→ TASK DETAILS
Count every line in the data below where "malato" occurs, then state that number and nothing more.

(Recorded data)
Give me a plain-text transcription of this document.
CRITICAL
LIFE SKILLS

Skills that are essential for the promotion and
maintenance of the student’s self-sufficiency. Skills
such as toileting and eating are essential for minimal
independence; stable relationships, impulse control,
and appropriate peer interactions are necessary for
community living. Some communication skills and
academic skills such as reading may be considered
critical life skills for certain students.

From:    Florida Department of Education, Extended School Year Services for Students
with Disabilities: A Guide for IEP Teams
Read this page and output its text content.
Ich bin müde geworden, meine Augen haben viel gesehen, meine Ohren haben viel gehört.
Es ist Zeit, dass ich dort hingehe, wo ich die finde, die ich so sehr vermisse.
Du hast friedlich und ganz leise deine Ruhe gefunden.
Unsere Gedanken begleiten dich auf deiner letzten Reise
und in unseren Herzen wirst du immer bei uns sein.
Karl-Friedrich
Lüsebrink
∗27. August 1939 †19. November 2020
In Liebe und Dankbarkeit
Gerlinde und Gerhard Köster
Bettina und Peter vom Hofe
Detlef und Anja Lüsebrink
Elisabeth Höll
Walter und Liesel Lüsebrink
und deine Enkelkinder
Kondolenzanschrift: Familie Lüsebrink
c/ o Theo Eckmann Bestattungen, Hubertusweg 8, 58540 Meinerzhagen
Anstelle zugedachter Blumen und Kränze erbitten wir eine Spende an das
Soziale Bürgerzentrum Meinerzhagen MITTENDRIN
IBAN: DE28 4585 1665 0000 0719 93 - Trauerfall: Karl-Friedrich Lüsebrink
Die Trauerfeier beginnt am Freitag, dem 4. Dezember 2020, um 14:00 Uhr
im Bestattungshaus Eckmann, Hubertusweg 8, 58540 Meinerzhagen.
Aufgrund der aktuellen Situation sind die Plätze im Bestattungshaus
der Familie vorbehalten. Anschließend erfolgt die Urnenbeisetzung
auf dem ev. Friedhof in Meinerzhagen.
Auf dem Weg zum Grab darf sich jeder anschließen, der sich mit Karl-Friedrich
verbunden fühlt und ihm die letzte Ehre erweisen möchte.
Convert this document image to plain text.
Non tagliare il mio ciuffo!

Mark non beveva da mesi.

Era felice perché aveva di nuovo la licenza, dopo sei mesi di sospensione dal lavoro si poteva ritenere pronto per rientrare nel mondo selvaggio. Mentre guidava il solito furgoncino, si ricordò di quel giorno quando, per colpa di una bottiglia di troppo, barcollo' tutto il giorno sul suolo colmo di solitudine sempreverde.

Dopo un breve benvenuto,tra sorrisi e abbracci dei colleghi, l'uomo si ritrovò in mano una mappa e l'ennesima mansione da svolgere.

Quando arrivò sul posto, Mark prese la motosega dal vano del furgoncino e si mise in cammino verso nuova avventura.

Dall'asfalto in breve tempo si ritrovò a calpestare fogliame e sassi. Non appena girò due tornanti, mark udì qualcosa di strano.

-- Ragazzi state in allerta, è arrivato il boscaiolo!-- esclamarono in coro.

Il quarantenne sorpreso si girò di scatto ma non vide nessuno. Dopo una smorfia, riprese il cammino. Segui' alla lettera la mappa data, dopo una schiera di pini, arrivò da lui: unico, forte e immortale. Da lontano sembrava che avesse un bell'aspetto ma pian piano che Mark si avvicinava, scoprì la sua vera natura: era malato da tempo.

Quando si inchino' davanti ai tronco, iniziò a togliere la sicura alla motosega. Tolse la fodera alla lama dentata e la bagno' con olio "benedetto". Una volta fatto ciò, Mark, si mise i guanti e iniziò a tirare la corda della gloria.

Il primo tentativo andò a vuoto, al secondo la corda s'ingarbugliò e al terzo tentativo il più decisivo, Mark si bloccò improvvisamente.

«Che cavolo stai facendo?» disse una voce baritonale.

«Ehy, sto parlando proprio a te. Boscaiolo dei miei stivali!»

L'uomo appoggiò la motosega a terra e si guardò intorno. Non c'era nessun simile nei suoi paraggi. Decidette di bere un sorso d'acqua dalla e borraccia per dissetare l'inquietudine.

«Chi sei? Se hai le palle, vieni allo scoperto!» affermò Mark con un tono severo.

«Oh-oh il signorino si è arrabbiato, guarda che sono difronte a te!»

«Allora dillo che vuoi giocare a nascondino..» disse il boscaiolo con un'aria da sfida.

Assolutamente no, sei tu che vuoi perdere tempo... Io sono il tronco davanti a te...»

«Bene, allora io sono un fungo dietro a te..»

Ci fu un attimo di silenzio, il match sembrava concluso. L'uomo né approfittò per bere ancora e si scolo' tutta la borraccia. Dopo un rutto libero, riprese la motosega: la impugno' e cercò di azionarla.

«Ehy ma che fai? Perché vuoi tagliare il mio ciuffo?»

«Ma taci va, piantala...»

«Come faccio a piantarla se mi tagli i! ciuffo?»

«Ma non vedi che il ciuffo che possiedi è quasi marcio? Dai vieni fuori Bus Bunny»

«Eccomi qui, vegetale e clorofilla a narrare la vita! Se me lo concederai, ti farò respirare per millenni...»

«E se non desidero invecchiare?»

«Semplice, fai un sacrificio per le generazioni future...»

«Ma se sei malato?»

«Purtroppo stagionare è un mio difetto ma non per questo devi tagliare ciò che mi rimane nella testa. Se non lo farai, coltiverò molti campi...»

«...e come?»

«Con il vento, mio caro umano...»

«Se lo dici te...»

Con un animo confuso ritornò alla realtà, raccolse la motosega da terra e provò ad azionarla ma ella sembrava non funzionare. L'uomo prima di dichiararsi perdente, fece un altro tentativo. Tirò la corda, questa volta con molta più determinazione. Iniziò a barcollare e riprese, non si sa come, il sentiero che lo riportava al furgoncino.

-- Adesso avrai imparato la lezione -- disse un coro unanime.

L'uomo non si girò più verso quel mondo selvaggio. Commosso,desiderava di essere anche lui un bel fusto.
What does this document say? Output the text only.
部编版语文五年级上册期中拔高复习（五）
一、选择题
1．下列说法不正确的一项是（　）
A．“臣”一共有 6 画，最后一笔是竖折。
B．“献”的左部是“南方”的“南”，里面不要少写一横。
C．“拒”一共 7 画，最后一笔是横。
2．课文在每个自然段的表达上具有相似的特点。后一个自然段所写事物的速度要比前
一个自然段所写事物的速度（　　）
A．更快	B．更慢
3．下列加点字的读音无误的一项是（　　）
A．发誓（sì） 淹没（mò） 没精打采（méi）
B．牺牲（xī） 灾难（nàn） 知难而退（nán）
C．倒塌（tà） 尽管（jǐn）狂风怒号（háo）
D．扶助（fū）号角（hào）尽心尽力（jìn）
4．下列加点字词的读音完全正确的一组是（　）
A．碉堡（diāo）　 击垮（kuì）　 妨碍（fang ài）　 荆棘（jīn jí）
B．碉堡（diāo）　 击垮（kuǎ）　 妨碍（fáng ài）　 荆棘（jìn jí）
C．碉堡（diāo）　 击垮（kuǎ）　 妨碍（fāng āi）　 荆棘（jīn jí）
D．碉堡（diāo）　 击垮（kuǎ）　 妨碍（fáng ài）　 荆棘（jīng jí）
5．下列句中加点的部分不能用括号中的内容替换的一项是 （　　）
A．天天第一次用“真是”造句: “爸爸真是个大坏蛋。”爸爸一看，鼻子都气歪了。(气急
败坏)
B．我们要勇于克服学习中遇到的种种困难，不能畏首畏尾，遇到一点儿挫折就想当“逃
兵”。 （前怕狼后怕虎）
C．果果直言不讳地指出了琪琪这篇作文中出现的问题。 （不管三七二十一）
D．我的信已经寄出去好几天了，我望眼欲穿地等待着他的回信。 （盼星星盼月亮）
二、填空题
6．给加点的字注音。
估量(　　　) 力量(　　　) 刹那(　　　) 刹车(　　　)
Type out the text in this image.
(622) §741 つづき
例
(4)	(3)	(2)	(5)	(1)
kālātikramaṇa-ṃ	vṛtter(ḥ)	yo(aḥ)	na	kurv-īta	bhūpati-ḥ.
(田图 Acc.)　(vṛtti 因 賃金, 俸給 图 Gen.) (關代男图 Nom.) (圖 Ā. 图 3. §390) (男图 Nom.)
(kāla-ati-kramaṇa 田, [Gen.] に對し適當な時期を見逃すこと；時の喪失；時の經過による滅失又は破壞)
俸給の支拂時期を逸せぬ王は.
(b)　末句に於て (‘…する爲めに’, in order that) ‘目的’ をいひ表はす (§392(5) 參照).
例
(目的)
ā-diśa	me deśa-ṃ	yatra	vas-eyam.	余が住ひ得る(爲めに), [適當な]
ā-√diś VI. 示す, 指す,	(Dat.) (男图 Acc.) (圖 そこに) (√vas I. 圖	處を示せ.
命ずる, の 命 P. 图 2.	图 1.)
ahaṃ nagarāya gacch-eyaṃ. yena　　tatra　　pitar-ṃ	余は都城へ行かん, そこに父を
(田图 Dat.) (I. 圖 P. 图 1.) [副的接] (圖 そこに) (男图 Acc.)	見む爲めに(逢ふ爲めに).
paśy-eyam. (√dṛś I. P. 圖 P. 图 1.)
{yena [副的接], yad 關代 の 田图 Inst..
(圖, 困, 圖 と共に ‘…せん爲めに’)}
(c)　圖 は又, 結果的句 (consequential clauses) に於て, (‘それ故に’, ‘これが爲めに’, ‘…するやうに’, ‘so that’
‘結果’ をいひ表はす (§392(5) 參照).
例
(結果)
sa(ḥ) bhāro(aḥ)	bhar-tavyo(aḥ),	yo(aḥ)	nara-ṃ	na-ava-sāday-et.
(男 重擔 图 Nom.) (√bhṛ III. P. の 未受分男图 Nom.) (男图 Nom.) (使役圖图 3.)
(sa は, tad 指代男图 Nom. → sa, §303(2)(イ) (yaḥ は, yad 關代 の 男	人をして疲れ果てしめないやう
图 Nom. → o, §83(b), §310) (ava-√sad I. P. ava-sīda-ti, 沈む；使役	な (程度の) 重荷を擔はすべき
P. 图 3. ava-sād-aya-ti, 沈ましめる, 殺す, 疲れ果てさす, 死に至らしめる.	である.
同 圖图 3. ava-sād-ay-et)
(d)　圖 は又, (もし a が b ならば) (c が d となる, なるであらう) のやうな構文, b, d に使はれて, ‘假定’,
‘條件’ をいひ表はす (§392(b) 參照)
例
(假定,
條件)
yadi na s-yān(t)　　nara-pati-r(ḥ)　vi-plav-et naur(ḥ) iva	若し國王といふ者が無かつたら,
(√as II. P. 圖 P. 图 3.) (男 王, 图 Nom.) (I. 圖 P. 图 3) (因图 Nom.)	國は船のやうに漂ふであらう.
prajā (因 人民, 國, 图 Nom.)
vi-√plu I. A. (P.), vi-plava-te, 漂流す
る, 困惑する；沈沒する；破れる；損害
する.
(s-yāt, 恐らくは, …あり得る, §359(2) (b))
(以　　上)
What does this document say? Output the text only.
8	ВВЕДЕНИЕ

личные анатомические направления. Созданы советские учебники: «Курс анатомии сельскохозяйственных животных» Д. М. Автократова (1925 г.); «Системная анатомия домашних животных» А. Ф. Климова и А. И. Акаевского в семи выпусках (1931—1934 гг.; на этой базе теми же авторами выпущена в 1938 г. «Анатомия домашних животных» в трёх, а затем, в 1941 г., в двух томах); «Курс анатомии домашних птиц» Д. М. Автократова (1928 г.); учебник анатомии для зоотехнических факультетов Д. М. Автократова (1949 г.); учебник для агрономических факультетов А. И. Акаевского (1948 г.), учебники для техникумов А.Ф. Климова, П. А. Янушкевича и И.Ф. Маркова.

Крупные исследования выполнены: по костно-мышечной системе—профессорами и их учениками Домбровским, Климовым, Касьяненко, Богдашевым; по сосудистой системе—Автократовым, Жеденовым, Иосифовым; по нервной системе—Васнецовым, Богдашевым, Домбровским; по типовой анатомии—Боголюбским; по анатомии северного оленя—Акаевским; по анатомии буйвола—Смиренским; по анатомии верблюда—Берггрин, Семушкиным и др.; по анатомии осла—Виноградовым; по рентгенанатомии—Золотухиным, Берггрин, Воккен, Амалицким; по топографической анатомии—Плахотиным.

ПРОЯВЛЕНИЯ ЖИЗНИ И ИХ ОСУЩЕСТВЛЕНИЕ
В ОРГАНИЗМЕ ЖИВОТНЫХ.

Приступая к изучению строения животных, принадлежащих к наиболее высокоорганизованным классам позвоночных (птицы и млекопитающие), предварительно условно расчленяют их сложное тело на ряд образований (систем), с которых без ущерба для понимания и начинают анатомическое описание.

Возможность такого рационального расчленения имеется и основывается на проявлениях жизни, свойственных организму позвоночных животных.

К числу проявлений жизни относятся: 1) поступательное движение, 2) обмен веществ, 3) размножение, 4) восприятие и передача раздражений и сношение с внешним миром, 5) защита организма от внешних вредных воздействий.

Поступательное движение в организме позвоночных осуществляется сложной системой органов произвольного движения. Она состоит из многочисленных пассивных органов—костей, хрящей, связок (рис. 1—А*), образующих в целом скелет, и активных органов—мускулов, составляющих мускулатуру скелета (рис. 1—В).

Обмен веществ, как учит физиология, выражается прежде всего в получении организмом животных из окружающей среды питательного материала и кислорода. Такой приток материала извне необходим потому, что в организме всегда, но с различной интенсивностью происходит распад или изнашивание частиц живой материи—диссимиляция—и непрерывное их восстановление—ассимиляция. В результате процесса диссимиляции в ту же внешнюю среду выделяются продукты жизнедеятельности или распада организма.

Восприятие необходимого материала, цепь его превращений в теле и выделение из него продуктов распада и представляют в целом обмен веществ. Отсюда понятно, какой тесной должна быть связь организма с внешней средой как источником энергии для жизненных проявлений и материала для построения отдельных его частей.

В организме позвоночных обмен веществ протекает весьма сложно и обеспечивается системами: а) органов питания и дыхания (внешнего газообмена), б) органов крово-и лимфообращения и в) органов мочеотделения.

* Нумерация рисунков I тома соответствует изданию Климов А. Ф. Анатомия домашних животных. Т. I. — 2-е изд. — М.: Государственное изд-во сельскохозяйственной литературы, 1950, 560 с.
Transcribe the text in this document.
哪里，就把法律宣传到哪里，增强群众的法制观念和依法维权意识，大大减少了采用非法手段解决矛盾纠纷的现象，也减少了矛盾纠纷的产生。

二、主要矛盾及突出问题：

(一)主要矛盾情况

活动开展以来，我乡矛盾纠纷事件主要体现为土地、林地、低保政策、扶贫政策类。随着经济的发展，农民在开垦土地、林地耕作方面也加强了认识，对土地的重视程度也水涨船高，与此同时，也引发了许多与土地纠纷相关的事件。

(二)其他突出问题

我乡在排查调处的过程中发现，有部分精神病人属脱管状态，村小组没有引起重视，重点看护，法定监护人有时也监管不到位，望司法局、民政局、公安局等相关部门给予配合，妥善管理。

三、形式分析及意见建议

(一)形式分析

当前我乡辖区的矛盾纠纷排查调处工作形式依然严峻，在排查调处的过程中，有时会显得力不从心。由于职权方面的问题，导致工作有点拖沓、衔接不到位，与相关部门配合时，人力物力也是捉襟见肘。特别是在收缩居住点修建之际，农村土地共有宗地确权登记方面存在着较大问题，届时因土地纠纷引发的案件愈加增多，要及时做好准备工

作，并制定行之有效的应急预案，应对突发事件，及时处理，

→ THE OUTPUT
2